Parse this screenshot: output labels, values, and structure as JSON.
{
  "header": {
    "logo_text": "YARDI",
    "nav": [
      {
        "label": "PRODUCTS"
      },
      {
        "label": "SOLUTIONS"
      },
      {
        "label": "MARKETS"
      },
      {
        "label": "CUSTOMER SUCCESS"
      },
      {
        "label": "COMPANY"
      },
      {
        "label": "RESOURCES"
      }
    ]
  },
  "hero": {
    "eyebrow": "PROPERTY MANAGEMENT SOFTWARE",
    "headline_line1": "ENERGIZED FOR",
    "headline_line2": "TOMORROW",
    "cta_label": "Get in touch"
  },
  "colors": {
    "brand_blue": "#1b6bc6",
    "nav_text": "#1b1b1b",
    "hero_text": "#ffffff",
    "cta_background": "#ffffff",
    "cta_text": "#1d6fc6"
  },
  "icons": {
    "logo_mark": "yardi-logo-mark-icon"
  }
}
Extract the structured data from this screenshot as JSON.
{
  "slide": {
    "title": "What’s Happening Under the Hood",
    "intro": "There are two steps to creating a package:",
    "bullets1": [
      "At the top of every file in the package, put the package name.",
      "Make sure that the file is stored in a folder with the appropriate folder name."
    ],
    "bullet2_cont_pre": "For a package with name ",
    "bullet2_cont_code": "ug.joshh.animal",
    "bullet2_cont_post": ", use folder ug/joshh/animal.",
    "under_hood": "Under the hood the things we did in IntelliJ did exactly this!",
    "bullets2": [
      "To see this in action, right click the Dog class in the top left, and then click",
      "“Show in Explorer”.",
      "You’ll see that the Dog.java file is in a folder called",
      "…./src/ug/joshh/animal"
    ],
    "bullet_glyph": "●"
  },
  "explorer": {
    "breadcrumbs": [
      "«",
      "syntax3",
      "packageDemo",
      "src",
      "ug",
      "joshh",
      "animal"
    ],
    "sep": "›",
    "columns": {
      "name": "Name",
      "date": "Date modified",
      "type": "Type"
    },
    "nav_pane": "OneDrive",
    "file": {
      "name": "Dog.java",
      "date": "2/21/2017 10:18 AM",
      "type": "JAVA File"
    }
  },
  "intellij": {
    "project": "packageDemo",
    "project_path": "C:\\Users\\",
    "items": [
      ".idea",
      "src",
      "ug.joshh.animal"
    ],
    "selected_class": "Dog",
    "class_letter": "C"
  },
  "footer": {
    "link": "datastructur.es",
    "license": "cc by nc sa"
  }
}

────────────────────────────────────────

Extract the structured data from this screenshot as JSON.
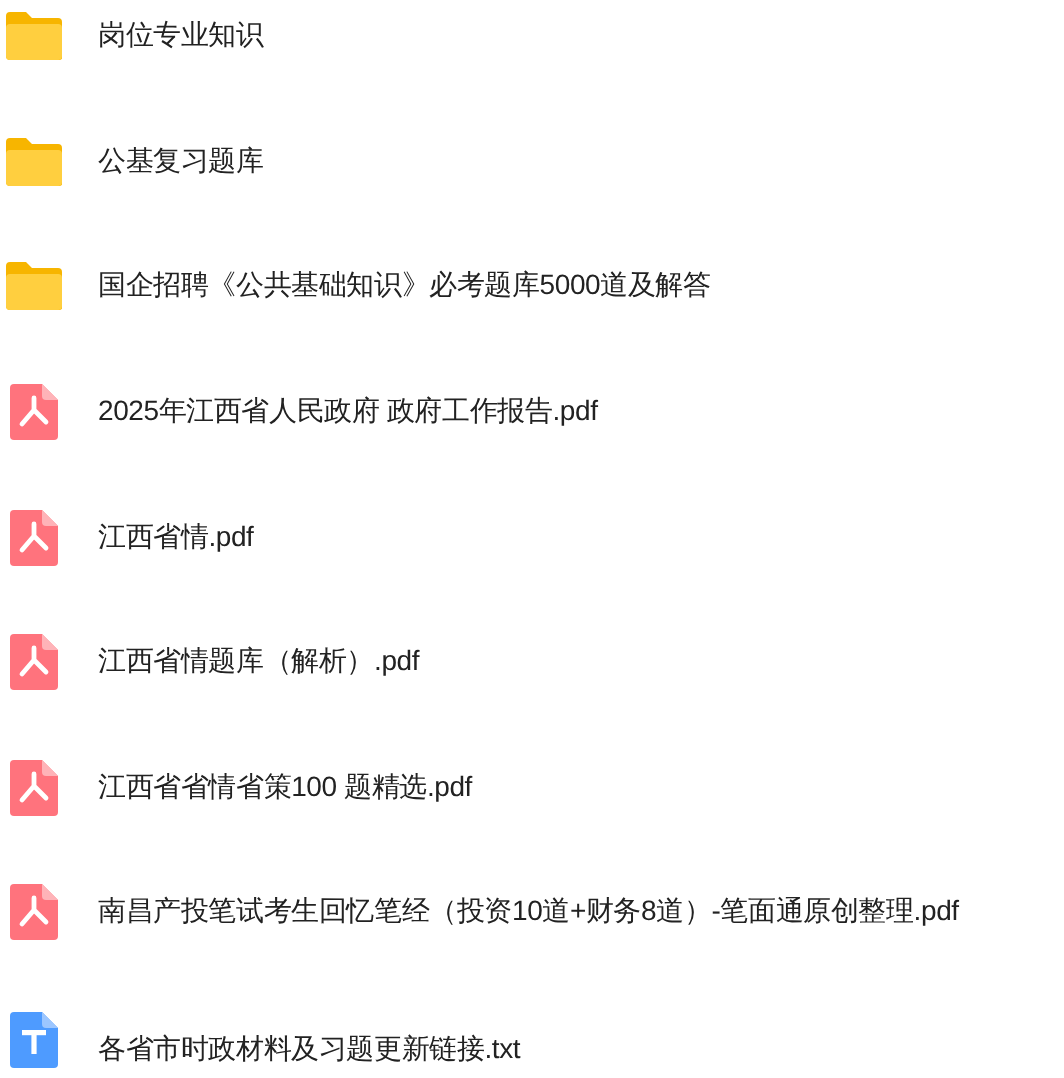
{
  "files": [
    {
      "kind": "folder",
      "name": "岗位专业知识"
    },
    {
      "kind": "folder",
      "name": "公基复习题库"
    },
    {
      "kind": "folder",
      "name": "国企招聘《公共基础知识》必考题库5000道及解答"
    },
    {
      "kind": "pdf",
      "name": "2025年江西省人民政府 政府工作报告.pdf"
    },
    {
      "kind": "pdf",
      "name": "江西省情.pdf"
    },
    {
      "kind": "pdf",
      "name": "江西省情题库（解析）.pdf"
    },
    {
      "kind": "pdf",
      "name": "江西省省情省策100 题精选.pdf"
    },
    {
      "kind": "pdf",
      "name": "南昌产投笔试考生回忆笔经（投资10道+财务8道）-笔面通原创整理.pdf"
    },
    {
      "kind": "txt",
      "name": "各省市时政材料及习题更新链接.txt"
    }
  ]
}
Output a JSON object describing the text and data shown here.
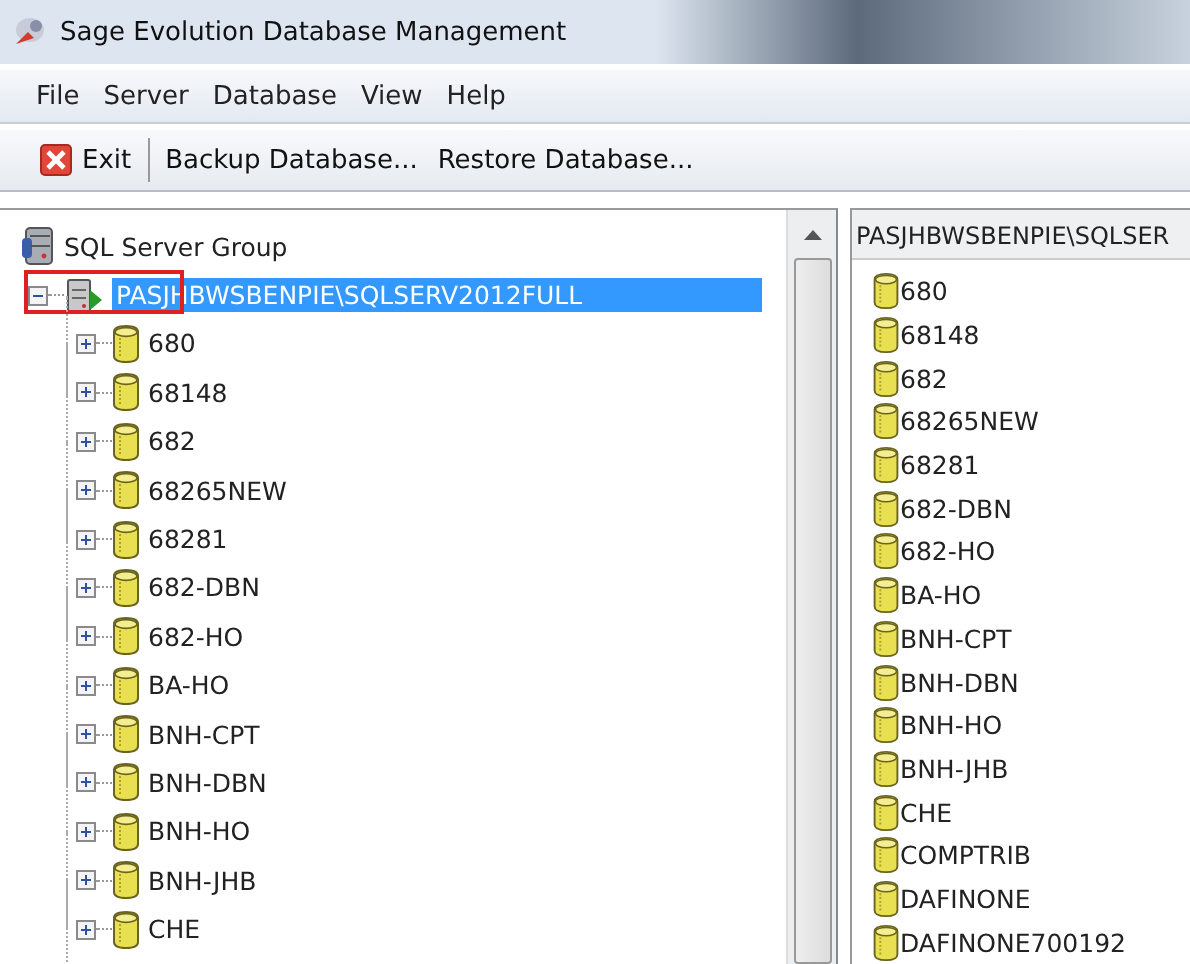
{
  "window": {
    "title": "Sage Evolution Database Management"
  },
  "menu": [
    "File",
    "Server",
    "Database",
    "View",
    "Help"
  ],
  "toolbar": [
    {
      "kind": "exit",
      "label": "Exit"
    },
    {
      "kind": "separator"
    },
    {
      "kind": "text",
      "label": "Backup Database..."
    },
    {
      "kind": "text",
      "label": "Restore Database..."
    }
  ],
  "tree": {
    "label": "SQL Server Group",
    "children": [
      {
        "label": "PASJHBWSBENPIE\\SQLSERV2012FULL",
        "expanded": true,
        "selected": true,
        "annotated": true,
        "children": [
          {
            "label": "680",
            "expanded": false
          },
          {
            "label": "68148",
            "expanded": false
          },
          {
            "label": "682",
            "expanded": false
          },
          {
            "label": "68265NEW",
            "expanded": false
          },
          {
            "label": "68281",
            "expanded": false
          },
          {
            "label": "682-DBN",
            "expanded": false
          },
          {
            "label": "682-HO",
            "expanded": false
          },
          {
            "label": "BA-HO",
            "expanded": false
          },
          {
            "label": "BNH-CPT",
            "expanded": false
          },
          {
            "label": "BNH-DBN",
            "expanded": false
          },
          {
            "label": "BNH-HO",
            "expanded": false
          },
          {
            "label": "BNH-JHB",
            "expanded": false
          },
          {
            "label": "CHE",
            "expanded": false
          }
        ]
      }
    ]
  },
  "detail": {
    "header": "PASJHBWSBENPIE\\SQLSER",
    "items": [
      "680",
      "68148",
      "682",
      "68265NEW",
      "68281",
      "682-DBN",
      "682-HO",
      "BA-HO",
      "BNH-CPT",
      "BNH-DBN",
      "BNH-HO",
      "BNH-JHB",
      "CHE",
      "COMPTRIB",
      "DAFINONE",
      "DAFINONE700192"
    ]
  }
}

────────────────────────────────────────

Task requirements – Lines from the records above that hold "header" are the ones to list.

Solution below –
  "header": {
    "header": "PASJHBWSBENPIE\\SQLSER",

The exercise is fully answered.